§ WHAT YOU ARE ASKED TO DO: Arrange every line of the entries below as a numbered list, omitting any blank lines.

# SUPPLIED RECORDS start

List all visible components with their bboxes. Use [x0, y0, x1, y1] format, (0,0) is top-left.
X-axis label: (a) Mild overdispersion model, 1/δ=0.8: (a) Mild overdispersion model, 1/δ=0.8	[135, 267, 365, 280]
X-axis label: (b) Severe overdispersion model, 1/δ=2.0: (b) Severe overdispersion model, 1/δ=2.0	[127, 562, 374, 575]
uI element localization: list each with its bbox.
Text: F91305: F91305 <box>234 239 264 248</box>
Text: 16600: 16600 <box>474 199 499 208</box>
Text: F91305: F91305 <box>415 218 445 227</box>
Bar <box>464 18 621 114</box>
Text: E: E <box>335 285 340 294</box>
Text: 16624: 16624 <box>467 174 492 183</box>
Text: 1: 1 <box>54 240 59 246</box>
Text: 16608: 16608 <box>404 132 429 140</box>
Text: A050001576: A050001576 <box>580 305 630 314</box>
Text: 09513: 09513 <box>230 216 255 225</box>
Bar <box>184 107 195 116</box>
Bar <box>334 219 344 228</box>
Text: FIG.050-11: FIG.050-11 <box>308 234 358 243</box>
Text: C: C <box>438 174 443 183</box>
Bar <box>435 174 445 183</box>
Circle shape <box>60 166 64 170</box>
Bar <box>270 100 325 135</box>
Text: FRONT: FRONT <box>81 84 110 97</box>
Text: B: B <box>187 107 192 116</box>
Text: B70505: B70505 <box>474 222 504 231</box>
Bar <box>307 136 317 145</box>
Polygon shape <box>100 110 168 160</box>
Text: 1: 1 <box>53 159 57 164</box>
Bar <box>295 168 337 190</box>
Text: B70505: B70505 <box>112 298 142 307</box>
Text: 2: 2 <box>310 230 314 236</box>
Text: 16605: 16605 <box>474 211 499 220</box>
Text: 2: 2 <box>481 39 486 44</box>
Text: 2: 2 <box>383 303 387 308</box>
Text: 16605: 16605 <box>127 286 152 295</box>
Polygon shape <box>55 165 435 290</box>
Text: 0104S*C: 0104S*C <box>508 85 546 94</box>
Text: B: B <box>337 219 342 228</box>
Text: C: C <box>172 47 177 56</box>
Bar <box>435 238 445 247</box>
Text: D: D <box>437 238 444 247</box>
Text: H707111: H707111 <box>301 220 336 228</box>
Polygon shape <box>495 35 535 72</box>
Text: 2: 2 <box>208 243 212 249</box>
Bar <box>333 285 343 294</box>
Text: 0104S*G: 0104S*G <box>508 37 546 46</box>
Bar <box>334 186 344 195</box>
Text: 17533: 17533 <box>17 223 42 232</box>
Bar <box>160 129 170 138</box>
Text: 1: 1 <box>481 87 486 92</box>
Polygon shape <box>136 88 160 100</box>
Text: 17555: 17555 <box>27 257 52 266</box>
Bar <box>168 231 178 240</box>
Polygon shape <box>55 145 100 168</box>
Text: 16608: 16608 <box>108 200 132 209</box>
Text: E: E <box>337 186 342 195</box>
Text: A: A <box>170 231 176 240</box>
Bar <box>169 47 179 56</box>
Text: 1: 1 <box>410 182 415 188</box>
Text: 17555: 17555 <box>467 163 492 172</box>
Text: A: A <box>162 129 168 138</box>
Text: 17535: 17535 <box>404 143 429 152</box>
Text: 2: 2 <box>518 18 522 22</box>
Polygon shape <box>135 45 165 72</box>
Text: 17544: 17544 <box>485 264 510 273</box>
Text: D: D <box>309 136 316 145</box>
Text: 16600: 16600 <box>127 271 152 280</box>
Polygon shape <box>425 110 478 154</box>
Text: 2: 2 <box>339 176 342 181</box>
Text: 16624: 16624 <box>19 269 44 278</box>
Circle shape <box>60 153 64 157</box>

# SUPPLIED RECORDS end

§ TASK SOLUTION:
1. List all visible components with their bboxes. Use [x0, y0, x1, y1] format, (0,0) is top-left.
2. X-axis label: (a) Mild overdispersion model, 1/δ=0.8: (a) Mild overdispersion model, 1/δ=0.8	[135, 267, 365, 280]
3. X-axis label: (b) Severe overdispersion model, 1/δ=2.0: (b) Severe overdispersion model, 1/δ=2.0	[127, 562, 374, 575]
4. uI element localization: list each with its bbox.
5. Text: F91305: F91305 <box>234 239 264 248</box>
6. Text: 16600: 16600 <box>474 199 499 208</box>
7. Text: F91305: F91305 <box>415 218 445 227</box>
8. Bar <box>464 18 621 114</box>
9. Text: E: E <box>335 285 340 294</box>
10. Text: 16624: 16624 <box>467 174 492 183</box>
11. Text: 1: 1 <box>54 240 59 246</box>
12. Text: 16608: 16608 <box>404 132 429 140</box>
13. Text: A050001576: A050001576 <box>580 305 630 314</box>
14. Text: 09513: 09513 <box>230 216 255 225</box>
15. Bar <box>184 107 195 116</box>
16. Bar <box>334 219 344 228</box>
17. Text: FIG.050-11: FIG.050-11 <box>308 234 358 243</box>
18. Text: C: C <box>438 174 443 183</box>
19. Bar <box>435 174 445 183</box>
20. Circle shape <box>60 166 64 170</box>
21. Bar <box>270 100 325 135</box>
22. Text: FRONT: FRONT <box>81 84 110 97</box>
23. Text: B: B <box>187 107 192 116</box>
24. Text: B70505: B70505 <box>474 222 504 231</box>
25. Bar <box>307 136 317 145</box>
26. Polygon shape <box>100 110 168 160</box>
27. Text: 1: 1 <box>53 159 57 164</box>
28. Bar <box>295 168 337 190</box>
29. Text: B70505: B70505 <box>112 298 142 307</box>
30. Text: 2: 2 <box>310 230 314 236</box>
31. Text: 16605: 16605 <box>474 211 499 220</box>
32. Text: 2: 2 <box>481 39 486 44</box>
33. Text: 2: 2 <box>383 303 387 308</box>
34. Text: 16605: 16605 <box>127 286 152 295</box>
35. Polygon shape <box>55 165 435 290</box>
36. Text: 0104S*C: 0104S*C <box>508 85 546 94</box>
37. Text: B: B <box>337 219 342 228</box>
38. Text: C: C <box>172 47 177 56</box>
39. Bar <box>435 238 445 247</box>
40. Text: D: D <box>437 238 444 247</box>
41. Text: H707111: H707111 <box>301 220 336 228</box>
42. Polygon shape <box>495 35 535 72</box>
43. Text: 2: 2 <box>208 243 212 249</box>
44. Bar <box>333 285 343 294</box>
45. Text: 0104S*G: 0104S*G <box>508 37 546 46</box>
46. Bar <box>334 186 344 195</box>
47. Text: 17533: 17533 <box>17 223 42 232</box>
48. Bar <box>160 129 170 138</box>
49. Text: 1: 1 <box>481 87 486 92</box>
50. Polygon shape <box>136 88 160 100</box>
51. Text: 17555: 17555 <box>27 257 52 266</box>
52. Bar <box>168 231 178 240</box>
53. Polygon shape <box>55 145 100 168</box>
54. Text: 16608: 16608 <box>108 200 132 209</box>
55. Text: E: E <box>337 186 342 195</box>
56. Text: A: A <box>170 231 176 240</box>
57. Bar <box>169 47 179 56</box>
58. Text: 1: 1 <box>410 182 415 188</box>
59. Text: 17555: 17555 <box>467 163 492 172</box>
60. Text: A: A <box>162 129 168 138</box>
61. Text: 17535: 17535 <box>404 143 429 152</box>
62. Text: 2: 2 <box>518 18 522 22</box>
63. Polygon shape <box>135 45 165 72</box>
64. Text: 17544: 17544 <box>485 264 510 273</box>
65. Text: D: D <box>309 136 316 145</box>
66. Text: 16600: 16600 <box>127 271 152 280</box>
67. Polygon shape <box>425 110 478 154</box>
68. Text: 2: 2 <box>339 176 342 181</box>
69. Text: 16624: 16624 <box>19 269 44 278</box>
70. Circle shape <box>60 153 64 157</box>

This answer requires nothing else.